» **SHORT TASK**: Count up the lines in the following listing that hold the word "JSON", then give only that count.

-- LISTED RECORDS start --

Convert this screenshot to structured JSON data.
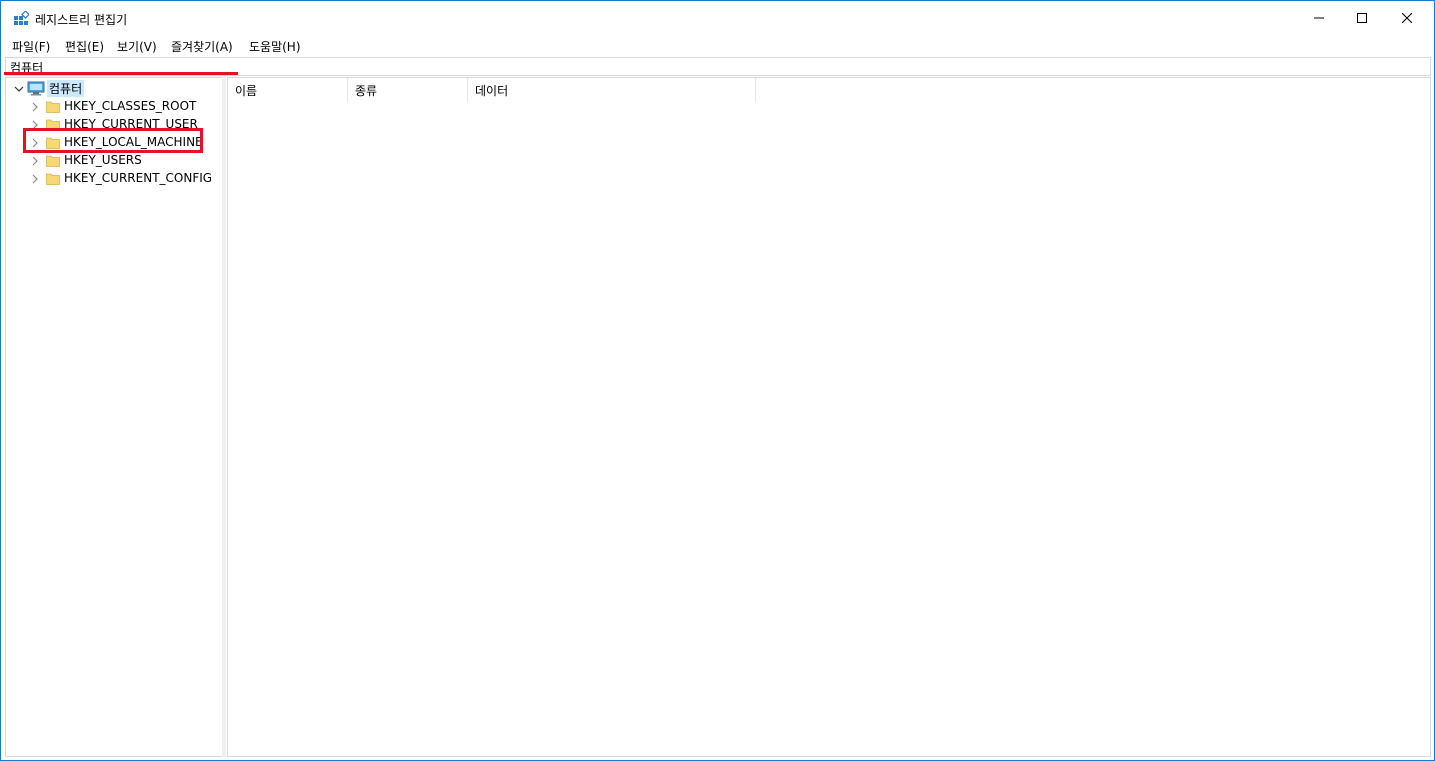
{
  "window": {
    "title": "레지스트리 편집기"
  },
  "menubar": {
    "items": [
      "파일(F)",
      "편집(E)",
      "보기(V)",
      "즐겨찾기(A)",
      "도움말(H)"
    ]
  },
  "address": {
    "path": "컴퓨터"
  },
  "tree": {
    "root": "컴퓨터",
    "children": [
      "HKEY_CLASSES_ROOT",
      "HKEY_CURRENT_USER",
      "HKEY_LOCAL_MACHINE",
      "HKEY_USERS",
      "HKEY_CURRENT_CONFIG"
    ]
  },
  "list": {
    "columns": [
      "이름",
      "종류",
      "데이터"
    ]
  },
  "colors": {
    "highlight": "#e81123",
    "accent": "#1a6fd0",
    "selection": "#cce8ff"
  }
}
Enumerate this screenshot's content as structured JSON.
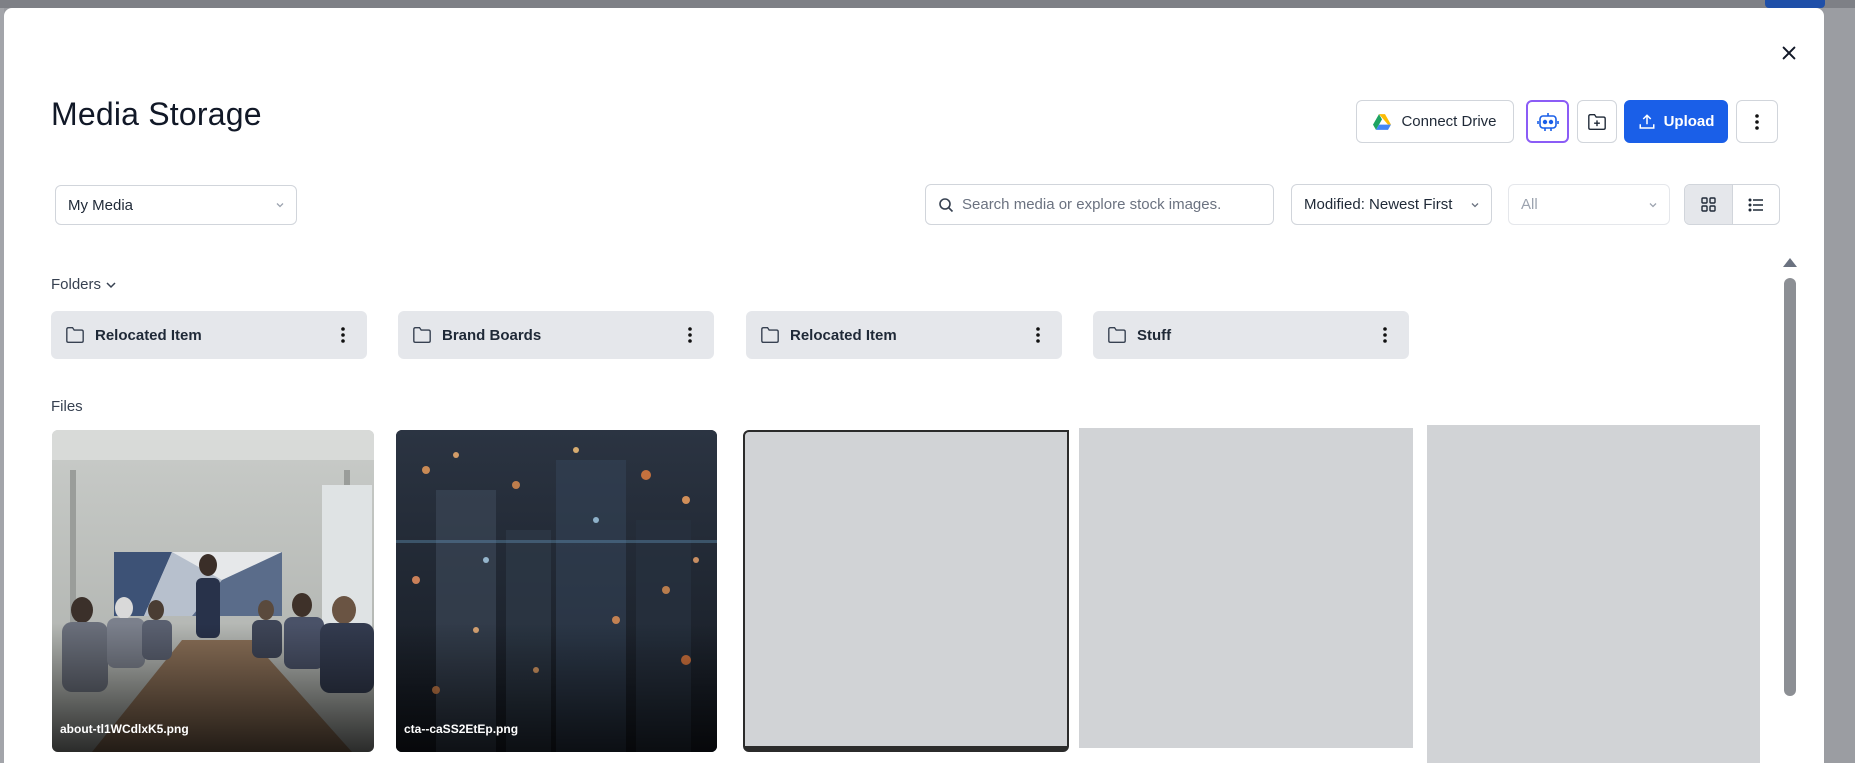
{
  "modal": {
    "title": "Media Storage",
    "close_icon": "close-icon"
  },
  "header": {
    "connect_drive_label": "Connect Drive",
    "upload_label": "Upload",
    "icons": [
      "google-drive-icon",
      "ai-robot-icon",
      "folder-add-icon",
      "upload-icon",
      "more-vertical-icon"
    ]
  },
  "filters": {
    "source_value": "My Media",
    "search_placeholder": "Search media or explore stock images.",
    "sort_value": "Modified: Newest First",
    "type_value": "All",
    "view_modes": [
      "grid-view-icon",
      "list-view-icon"
    ],
    "active_view": "grid"
  },
  "folders": {
    "label": "Folders",
    "items": [
      {
        "name": "Relocated Item"
      },
      {
        "name": "Brand Boards"
      },
      {
        "name": "Relocated Item"
      },
      {
        "name": "Stuff"
      }
    ]
  },
  "files": {
    "label": "Files",
    "items": [
      {
        "name": "about-tl1WCdlxK5.png",
        "thumbnail": "meeting-room-photo"
      },
      {
        "name": "cta--caSS2EtEp.png",
        "thumbnail": "night-city-bokeh-photo"
      },
      {
        "name": "",
        "thumbnail": "loading-placeholder"
      },
      {
        "name": "",
        "thumbnail": "loading-placeholder"
      },
      {
        "name": "",
        "thumbnail": "loading-placeholder"
      }
    ]
  },
  "colors": {
    "primary": "#1a5fe8",
    "ai_accent": "#8b5cf6",
    "folder_bg": "#e5e7eb",
    "placeholder": "#d1d3d6"
  }
}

-- LISTED RECORDS end --

» **SOLVED PROBLEM**: 2